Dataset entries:
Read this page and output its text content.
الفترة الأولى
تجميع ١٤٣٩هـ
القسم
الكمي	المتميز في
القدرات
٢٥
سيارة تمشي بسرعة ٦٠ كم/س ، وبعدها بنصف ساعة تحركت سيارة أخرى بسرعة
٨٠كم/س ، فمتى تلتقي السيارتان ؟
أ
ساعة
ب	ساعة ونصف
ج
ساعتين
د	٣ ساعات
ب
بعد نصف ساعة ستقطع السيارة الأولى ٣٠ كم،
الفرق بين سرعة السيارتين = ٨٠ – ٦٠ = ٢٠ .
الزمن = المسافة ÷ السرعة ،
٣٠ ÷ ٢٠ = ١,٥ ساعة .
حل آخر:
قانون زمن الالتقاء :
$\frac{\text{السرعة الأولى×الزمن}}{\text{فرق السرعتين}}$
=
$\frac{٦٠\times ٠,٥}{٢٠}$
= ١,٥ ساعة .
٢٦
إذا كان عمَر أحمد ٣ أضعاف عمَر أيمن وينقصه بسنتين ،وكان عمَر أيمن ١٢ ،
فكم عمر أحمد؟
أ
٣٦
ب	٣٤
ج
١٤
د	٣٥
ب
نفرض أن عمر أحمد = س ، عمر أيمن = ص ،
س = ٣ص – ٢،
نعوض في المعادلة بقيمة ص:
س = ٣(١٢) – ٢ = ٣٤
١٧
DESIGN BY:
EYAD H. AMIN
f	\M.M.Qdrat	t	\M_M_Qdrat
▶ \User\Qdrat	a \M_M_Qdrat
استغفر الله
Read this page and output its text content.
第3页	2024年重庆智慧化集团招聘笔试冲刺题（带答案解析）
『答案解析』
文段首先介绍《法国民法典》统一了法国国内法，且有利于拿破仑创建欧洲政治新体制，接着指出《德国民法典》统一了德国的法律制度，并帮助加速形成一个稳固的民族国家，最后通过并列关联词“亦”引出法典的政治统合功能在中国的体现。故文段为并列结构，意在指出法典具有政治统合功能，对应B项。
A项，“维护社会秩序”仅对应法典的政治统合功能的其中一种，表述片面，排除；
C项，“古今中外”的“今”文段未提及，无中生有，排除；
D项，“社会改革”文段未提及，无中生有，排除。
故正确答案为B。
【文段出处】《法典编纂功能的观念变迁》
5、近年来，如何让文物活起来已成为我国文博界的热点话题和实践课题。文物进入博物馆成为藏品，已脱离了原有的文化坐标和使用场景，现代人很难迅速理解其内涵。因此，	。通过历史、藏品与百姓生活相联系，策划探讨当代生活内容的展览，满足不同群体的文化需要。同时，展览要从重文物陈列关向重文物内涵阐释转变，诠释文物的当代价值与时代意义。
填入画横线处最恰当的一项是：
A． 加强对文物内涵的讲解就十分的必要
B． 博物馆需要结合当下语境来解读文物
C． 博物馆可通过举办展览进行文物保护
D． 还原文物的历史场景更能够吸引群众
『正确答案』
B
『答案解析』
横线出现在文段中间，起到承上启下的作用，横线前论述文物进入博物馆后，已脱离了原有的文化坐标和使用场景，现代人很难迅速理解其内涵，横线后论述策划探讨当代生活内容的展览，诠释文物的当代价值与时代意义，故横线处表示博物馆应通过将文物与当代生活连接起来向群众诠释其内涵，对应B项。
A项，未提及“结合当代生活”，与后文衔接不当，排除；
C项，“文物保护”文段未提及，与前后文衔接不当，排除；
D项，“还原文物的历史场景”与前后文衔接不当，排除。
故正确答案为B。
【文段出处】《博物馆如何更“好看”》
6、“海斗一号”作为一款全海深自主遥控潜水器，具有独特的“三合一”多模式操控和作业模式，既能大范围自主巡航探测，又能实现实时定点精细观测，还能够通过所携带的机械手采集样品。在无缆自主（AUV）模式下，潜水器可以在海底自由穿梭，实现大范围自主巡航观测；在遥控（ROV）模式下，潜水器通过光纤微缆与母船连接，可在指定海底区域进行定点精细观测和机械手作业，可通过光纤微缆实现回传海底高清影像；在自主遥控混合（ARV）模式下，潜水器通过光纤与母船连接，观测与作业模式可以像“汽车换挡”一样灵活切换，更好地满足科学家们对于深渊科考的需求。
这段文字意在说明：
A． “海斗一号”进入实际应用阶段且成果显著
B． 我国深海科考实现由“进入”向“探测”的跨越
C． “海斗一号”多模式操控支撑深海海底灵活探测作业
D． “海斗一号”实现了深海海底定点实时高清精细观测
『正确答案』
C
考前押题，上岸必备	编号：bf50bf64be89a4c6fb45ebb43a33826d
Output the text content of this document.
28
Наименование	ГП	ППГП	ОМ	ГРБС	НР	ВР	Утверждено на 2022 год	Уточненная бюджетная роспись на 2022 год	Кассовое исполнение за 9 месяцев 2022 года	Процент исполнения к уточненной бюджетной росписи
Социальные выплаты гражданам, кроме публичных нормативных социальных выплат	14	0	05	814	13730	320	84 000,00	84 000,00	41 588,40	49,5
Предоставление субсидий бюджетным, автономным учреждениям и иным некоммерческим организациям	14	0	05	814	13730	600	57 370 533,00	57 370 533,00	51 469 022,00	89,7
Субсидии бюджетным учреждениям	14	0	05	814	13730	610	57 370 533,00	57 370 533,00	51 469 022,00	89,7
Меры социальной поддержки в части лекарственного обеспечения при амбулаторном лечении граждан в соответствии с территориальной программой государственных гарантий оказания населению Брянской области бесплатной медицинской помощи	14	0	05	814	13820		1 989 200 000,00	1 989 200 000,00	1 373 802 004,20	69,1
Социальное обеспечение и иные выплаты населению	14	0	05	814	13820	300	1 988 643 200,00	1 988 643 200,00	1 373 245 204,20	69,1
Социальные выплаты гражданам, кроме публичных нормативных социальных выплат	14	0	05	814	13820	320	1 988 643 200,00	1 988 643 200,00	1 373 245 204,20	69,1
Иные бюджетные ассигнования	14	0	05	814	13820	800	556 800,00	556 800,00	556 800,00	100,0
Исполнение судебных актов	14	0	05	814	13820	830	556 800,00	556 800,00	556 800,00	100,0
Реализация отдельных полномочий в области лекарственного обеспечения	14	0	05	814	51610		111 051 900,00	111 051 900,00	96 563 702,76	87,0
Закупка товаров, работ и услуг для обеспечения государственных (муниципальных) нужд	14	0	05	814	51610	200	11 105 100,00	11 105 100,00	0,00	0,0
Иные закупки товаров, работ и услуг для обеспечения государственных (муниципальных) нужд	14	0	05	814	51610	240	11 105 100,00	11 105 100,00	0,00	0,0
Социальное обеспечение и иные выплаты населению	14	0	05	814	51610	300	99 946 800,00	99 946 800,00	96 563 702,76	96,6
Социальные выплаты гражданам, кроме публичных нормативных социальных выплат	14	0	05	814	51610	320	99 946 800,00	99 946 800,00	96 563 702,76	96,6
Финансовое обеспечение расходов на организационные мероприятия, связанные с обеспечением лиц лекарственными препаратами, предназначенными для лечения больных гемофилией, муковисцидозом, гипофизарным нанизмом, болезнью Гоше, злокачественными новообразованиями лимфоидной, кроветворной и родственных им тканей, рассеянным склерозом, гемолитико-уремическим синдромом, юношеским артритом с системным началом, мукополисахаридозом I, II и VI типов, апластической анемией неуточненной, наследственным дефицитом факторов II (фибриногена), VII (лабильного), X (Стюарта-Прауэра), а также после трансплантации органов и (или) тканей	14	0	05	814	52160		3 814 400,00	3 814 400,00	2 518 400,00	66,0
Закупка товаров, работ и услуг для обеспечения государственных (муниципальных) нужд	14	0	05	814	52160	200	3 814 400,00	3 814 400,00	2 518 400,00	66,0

◆ **Stated goal**
Reproduce each record shown above without altering a single word.

◆ **Exercise answer**
Read this page and output its text content.
الفترة الأولى
تجميع ١٤٣٩هـ
القسم
الكمي	المتميز في
القدرات
٢٥
سيارة تمشي بسرعة ٦٠ كم/س ، وبعدها بنصف ساعة تحركت سيارة أخرى بسرعة
٨٠كم/س ، فمتى تلتقي السيارتان ؟
أ
ساعة
ب	ساعة ونصف
ج
ساعتين
د	٣ ساعات
ب
بعد نصف ساعة ستقطع السيارة الأولى ٣٠ كم،
الفرق بين سرعة السيارتين = ٨٠ – ٦٠ = ٢٠ .
الزمن = المسافة ÷ السرعة ،
٣٠ ÷ ٢٠ = ١,٥ ساعة .
حل آخر:
قانون زمن الالتقاء :
$\frac{\text{السرعة الأولى×الزمن}}{\text{فرق السرعتين}}$
=
$\frac{٦٠\times ٠,٥}{٢٠}$
= ١,٥ ساعة .
٢٦
إذا كان عمَر أحمد ٣ أضعاف عمَر أيمن وينقصه بسنتين ،وكان عمَر أيمن ١٢ ،
فكم عمر أحمد؟
أ
٣٦
ب	٣٤
ج
١٤
د	٣٥
ب
نفرض أن عمر أحمد = س ، عمر أيمن = ص ،
س = ٣ص – ٢،
نعوض في المعادلة بقيمة ص:
س = ٣(١٢) – ٢ = ٣٤
١٧
DESIGN BY:
EYAD H. AMIN
f	\M.M.Qdrat	t	\M_M_Qdrat
▶ \User\Qdrat	a \M_M_Qdrat
استغفر الله
Read this page and output its text content.
第3页	2024年重庆智慧化集团招聘笔试冲刺题（带答案解析）
『答案解析』
文段首先介绍《法国民法典》统一了法国国内法，且有利于拿破仑创建欧洲政治新体制，接着指出《德国民法典》统一了德国的法律制度，并帮助加速形成一个稳固的民族国家，最后通过并列关联词“亦”引出法典的政治统合功能在中国的体现。故文段为并列结构，意在指出法典具有政治统合功能，对应B项。
A项，“维护社会秩序”仅对应法典的政治统合功能的其中一种，表述片面，排除；
C项，“古今中外”的“今”文段未提及，无中生有，排除；
D项，“社会改革”文段未提及，无中生有，排除。
故正确答案为B。
【文段出处】《法典编纂功能的观念变迁》
5、近年来，如何让文物活起来已成为我国文博界的热点话题和实践课题。文物进入博物馆成为藏品，已脱离了原有的文化坐标和使用场景，现代人很难迅速理解其内涵。因此，	。通过历史、藏品与百姓生活相联系，策划探讨当代生活内容的展览，满足不同群体的文化需要。同时，展览要从重文物陈列关向重文物内涵阐释转变，诠释文物的当代价值与时代意义。
填入画横线处最恰当的一项是：
A． 加强对文物内涵的讲解就十分的必要
B． 博物馆需要结合当下语境来解读文物
C． 博物馆可通过举办展览进行文物保护
D． 还原文物的历史场景更能够吸引群众
『正确答案』
B
『答案解析』
横线出现在文段中间，起到承上启下的作用，横线前论述文物进入博物馆后，已脱离了原有的文化坐标和使用场景，现代人很难迅速理解其内涵，横线后论述策划探讨当代生活内容的展览，诠释文物的当代价值与时代意义，故横线处表示博物馆应通过将文物与当代生活连接起来向群众诠释其内涵，对应B项。
A项，未提及“结合当代生活”，与后文衔接不当，排除；
C项，“文物保护”文段未提及，与前后文衔接不当，排除；
D项，“还原文物的历史场景”与前后文衔接不当，排除。
故正确答案为B。
【文段出处】《博物馆如何更“好看”》
6、“海斗一号”作为一款全海深自主遥控潜水器，具有独特的“三合一”多模式操控和作业模式，既能大范围自主巡航探测，又能实现实时定点精细观测，还能够通过所携带的机械手采集样品。在无缆自主（AUV）模式下，潜水器可以在海底自由穿梭，实现大范围自主巡航观测；在遥控（ROV）模式下，潜水器通过光纤微缆与母船连接，可在指定海底区域进行定点精细观测和机械手作业，可通过光纤微缆实现回传海底高清影像；在自主遥控混合（ARV）模式下，潜水器通过光纤与母船连接，观测与作业模式可以像“汽车换挡”一样灵活切换，更好地满足科学家们对于深渊科考的需求。
这段文字意在说明：
A． “海斗一号”进入实际应用阶段且成果显著
B． 我国深海科考实现由“进入”向“探测”的跨越
C． “海斗一号”多模式操控支撑深海海底灵活探测作业
D． “海斗一号”实现了深海海底定点实时高清精细观测
『正确答案』
C
考前押题，上岸必备	编号：bf50bf64be89a4c6fb45ebb43a33826d
Output the text content of this document.
28
Наименование	ГП	ППГП	ОМ	ГРБС	НР	ВР	Утверждено на 2022 год	Уточненная бюджетная роспись на 2022 год	Кассовое исполнение за 9 месяцев 2022 года	Процент исполнения к уточненной бюджетной росписи
Социальные выплаты гражданам, кроме публичных нормативных социальных выплат	14	0	05	814	13730	320	84 000,00	84 000,00	41 588,40	49,5
Предоставление субсидий бюджетным, автономным учреждениям и иным некоммерческим организациям	14	0	05	814	13730	600	57 370 533,00	57 370 533,00	51 469 022,00	89,7
Субсидии бюджетным учреждениям	14	0	05	814	13730	610	57 370 533,00	57 370 533,00	51 469 022,00	89,7
Меры социальной поддержки в части лекарственного обеспечения при амбулаторном лечении граждан в соответствии с территориальной программой государственных гарантий оказания населению Брянской области бесплатной медицинской помощи	14	0	05	814	13820		1 989 200 000,00	1 989 200 000,00	1 373 802 004,20	69,1
Социальное обеспечение и иные выплаты населению	14	0	05	814	13820	300	1 988 643 200,00	1 988 643 200,00	1 373 245 204,20	69,1
Социальные выплаты гражданам, кроме публичных нормативных социальных выплат	14	0	05	814	13820	320	1 988 643 200,00	1 988 643 200,00	1 373 245 204,20	69,1
Иные бюджетные ассигнования	14	0	05	814	13820	800	556 800,00	556 800,00	556 800,00	100,0
Исполнение судебных актов	14	0	05	814	13820	830	556 800,00	556 800,00	556 800,00	100,0
Реализация отдельных полномочий в области лекарственного обеспечения	14	0	05	814	51610		111 051 900,00	111 051 900,00	96 563 702,76	87,0
Закупка товаров, работ и услуг для обеспечения государственных (муниципальных) нужд	14	0	05	814	51610	200	11 105 100,00	11 105 100,00	0,00	0,0
Иные закупки товаров, работ и услуг для обеспечения государственных (муниципальных) нужд	14	0	05	814	51610	240	11 105 100,00	11 105 100,00	0,00	0,0
Социальное обеспечение и иные выплаты населению	14	0	05	814	51610	300	99 946 800,00	99 946 800,00	96 563 702,76	96,6
Социальные выплаты гражданам, кроме публичных нормативных социальных выплат	14	0	05	814	51610	320	99 946 800,00	99 946 800,00	96 563 702,76	96,6
Финансовое обеспечение расходов на организационные мероприятия, связанные с обеспечением лиц лекарственными препаратами, предназначенными для лечения больных гемофилией, муковисцидозом, гипофизарным нанизмом, болезнью Гоше, злокачественными новообразованиями лимфоидной, кроветворной и родственных им тканей, рассеянным склерозом, гемолитико-уремическим синдромом, юношеским артритом с системным началом, мукополисахаридозом I, II и VI типов, апластической анемией неуточненной, наследственным дефицитом факторов II (фибриногена), VII (лабильного), X (Стюарта-Прауэра), а также после трансплантации органов и (или) тканей	14	0	05	814	52160		3 814 400,00	3 814 400,00	2 518 400,00	66,0
Закупка товаров, работ и услуг для обеспечения государственных (муниципальных) нужд	14	0	05	814	52160	200	3 814 400,00	3 814 400,00	2 518 400,00	66,0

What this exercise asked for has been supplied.